## Challenge
Transcribe all of the records precisely as they are presented.

-=-=-=-=-

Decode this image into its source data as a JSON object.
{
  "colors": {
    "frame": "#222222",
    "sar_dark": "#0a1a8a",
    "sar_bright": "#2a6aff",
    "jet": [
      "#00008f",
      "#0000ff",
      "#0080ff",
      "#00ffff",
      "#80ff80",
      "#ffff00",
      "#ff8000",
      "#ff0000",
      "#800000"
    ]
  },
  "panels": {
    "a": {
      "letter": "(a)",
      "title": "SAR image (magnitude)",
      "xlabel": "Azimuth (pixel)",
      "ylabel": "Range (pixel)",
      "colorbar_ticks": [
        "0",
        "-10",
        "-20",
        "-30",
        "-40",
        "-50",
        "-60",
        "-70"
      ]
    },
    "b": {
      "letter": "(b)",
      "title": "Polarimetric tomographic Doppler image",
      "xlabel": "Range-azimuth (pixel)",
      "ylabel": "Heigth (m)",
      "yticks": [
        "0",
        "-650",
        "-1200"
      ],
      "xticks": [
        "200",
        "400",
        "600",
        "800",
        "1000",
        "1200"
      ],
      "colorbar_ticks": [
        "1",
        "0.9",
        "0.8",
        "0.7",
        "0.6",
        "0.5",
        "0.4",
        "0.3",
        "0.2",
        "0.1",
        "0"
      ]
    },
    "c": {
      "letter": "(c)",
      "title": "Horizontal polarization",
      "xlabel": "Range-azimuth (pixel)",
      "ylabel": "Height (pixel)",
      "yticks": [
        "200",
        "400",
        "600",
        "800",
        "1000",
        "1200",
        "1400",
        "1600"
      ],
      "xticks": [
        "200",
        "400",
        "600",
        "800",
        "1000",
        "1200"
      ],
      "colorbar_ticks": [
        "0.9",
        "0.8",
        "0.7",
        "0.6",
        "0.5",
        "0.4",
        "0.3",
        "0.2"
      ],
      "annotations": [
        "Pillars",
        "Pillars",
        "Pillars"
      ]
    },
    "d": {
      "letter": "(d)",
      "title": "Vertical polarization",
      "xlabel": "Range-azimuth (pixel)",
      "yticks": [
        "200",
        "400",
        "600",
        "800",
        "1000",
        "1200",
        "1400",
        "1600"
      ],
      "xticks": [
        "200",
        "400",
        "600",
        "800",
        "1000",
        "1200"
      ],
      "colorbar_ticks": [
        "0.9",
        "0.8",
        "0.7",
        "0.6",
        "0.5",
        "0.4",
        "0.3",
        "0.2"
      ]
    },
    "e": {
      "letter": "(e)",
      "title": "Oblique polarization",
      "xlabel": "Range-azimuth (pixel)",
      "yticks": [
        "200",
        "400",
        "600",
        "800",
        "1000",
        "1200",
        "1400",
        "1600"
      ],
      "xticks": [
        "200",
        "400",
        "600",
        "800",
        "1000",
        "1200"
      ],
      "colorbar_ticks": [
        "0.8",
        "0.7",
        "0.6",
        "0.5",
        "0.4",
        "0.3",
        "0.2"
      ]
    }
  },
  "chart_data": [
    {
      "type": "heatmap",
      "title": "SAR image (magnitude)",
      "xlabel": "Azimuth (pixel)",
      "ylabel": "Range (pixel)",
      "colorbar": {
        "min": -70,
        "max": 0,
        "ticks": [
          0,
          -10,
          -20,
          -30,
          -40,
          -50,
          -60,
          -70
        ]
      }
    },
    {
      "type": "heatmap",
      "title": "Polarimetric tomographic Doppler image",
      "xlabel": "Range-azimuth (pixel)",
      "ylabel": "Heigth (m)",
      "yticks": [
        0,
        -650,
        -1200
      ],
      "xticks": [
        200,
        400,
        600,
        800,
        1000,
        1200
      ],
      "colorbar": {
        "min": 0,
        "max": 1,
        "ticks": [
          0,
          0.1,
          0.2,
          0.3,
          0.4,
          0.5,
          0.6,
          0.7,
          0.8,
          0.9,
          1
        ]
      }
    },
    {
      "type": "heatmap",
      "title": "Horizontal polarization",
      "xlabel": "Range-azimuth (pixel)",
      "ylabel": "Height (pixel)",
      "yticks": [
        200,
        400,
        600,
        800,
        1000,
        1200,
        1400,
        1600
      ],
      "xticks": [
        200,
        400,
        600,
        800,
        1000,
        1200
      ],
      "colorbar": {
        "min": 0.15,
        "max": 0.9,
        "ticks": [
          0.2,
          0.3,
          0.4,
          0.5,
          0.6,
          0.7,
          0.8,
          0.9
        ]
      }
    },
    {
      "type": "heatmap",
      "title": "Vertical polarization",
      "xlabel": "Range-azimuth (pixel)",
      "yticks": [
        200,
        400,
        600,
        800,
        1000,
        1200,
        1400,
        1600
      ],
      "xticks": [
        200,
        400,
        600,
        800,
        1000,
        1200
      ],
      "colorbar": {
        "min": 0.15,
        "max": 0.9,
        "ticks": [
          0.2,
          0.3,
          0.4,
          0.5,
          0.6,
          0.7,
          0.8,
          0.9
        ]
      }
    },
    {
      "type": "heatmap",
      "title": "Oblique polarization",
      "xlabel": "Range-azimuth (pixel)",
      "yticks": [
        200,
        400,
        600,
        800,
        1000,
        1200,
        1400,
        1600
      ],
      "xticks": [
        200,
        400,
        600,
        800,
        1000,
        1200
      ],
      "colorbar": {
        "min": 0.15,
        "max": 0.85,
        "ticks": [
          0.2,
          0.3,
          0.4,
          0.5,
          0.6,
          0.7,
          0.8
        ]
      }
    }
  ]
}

-=-=-=-=-

## Output for this task
Decode this image into its source data as a JSON object.
{
  "colors": {
    "frame": "#222222",
    "sar_dark": "#0a1a8a",
    "sar_bright": "#2a6aff",
    "jet": [
      "#00008f",
      "#0000ff",
      "#0080ff",
      "#00ffff",
      "#80ff80",
      "#ffff00",
      "#ff8000",
      "#ff0000",
      "#800000"
    ]
  },
  "panels": {
    "a": {
      "letter": "(a)",
      "title": "SAR image (magnitude)",
      "xlabel": "Azimuth (pixel)",
      "ylabel": "Range (pixel)",
      "colorbar_ticks": [
        "0",
        "-10",
        "-20",
        "-30",
        "-40",
        "-50",
        "-60",
        "-70"
      ]
    },
    "b": {
      "letter": "(b)",
      "title": "Polarimetric tomographic Doppler image",
      "xlabel": "Range-azimuth (pixel)",
      "ylabel": "Heigth (m)",
      "yticks": [
        "0",
        "-650",
        "-1200"
      ],
      "xticks": [
        "200",
        "400",
        "600",
        "800",
        "1000",
        "1200"
      ],
      "colorbar_ticks": [
        "1",
        "0.9",
        "0.8",
        "0.7",
        "0.6",
        "0.5",
        "0.4",
        "0.3",
        "0.2",
        "0.1",
        "0"
      ]
    },
    "c": {
      "letter": "(c)",
      "title": "Horizontal polarization",
      "xlabel": "Range-azimuth (pixel)",
      "ylabel": "Height (pixel)",
      "yticks": [
        "200",
        "400",
        "600",
        "800",
        "1000",
        "1200",
        "1400",
        "1600"
      ],
      "xticks": [
        "200",
        "400",
        "600",
        "800",
        "1000",
        "1200"
      ],
      "colorbar_ticks": [
        "0.9",
        "0.8",
        "0.7",
        "0.6",
        "0.5",
        "0.4",
        "0.3",
        "0.2"
      ],
      "annotations": [
        "Pillars",
        "Pillars",
        "Pillars"
      ]
    },
    "d": {
      "letter": "(d)",
      "title": "Vertical polarization",
      "xlabel": "Range-azimuth (pixel)",
      "yticks": [
        "200",
        "400",
        "600",
        "800",
        "1000",
        "1200",
        "1400",
        "1600"
      ],
      "xticks": [
        "200",
        "400",
        "600",
        "800",
        "1000",
        "1200"
      ],
      "colorbar_ticks": [
        "0.9",
        "0.8",
        "0.7",
        "0.6",
        "0.5",
        "0.4",
        "0.3",
        "0.2"
      ]
    },
    "e": {
      "letter": "(e)",
      "title": "Oblique polarization",
      "xlabel": "Range-azimuth (pixel)",
      "yticks": [
        "200",
        "400",
        "600",
        "800",
        "1000",
        "1200",
        "1400",
        "1600"
      ],
      "xticks": [
        "200",
        "400",
        "600",
        "800",
        "1000",
        "1200"
      ],
      "colorbar_ticks": [
        "0.8",
        "0.7",
        "0.6",
        "0.5",
        "0.4",
        "0.3",
        "0.2"
      ]
    }
  },
  "chart_data": [
    {
      "type": "heatmap",
      "title": "SAR image (magnitude)",
      "xlabel": "Azimuth (pixel)",
      "ylabel": "Range (pixel)",
      "colorbar": {
        "min": -70,
        "max": 0,
        "ticks": [
          0,
          -10,
          -20,
          -30,
          -40,
          -50,
          -60,
          -70
        ]
      }
    },
    {
      "type": "heatmap",
      "title": "Polarimetric tomographic Doppler image",
      "xlabel": "Range-azimuth (pixel)",
      "ylabel": "Heigth (m)",
      "yticks": [
        0,
        -650,
        -1200
      ],
      "xticks": [
        200,
        400,
        600,
        800,
        1000,
        1200
      ],
      "colorbar": {
        "min": 0,
        "max": 1,
        "ticks": [
          0,
          0.1,
          0.2,
          0.3,
          0.4,
          0.5,
          0.6,
          0.7,
          0.8,
          0.9,
          1
        ]
      }
    },
    {
      "type": "heatmap",
      "title": "Horizontal polarization",
      "xlabel": "Range-azimuth (pixel)",
      "ylabel": "Height (pixel)",
      "yticks": [
        200,
        400,
        600,
        800,
        1000,
        1200,
        1400,
        1600
      ],
      "xticks": [
        200,
        400,
        600,
        800,
        1000,
        1200
      ],
      "colorbar": {
        "min": 0.15,
        "max": 0.9,
        "ticks": [
          0.2,
          0.3,
          0.4,
          0.5,
          0.6,
          0.7,
          0.8,
          0.9
        ]
      }
    },
    {
      "type": "heatmap",
      "title": "Vertical polarization",
      "xlabel": "Range-azimuth (pixel)",
      "yticks": [
        200,
        400,
        600,
        800,
        1000,
        1200,
        1400,
        1600
      ],
      "xticks": [
        200,
        400,
        600,
        800,
        1000,
        1200
      ],
      "colorbar": {
        "min": 0.15,
        "max": 0.9,
        "ticks": [
          0.2,
          0.3,
          0.4,
          0.5,
          0.6,
          0.7,
          0.8,
          0.9
        ]
      }
    },
    {
      "type": "heatmap",
      "title": "Oblique polarization",
      "xlabel": "Range-azimuth (pixel)",
      "yticks": [
        200,
        400,
        600,
        800,
        1000,
        1200,
        1400,
        1600
      ],
      "xticks": [
        200,
        400,
        600,
        800,
        1000,
        1200
      ],
      "colorbar": {
        "min": 0.15,
        "max": 0.85,
        "ticks": [
          0.2,
          0.3,
          0.4,
          0.5,
          0.6,
          0.7,
          0.8
        ]
      }
    }
  ]
}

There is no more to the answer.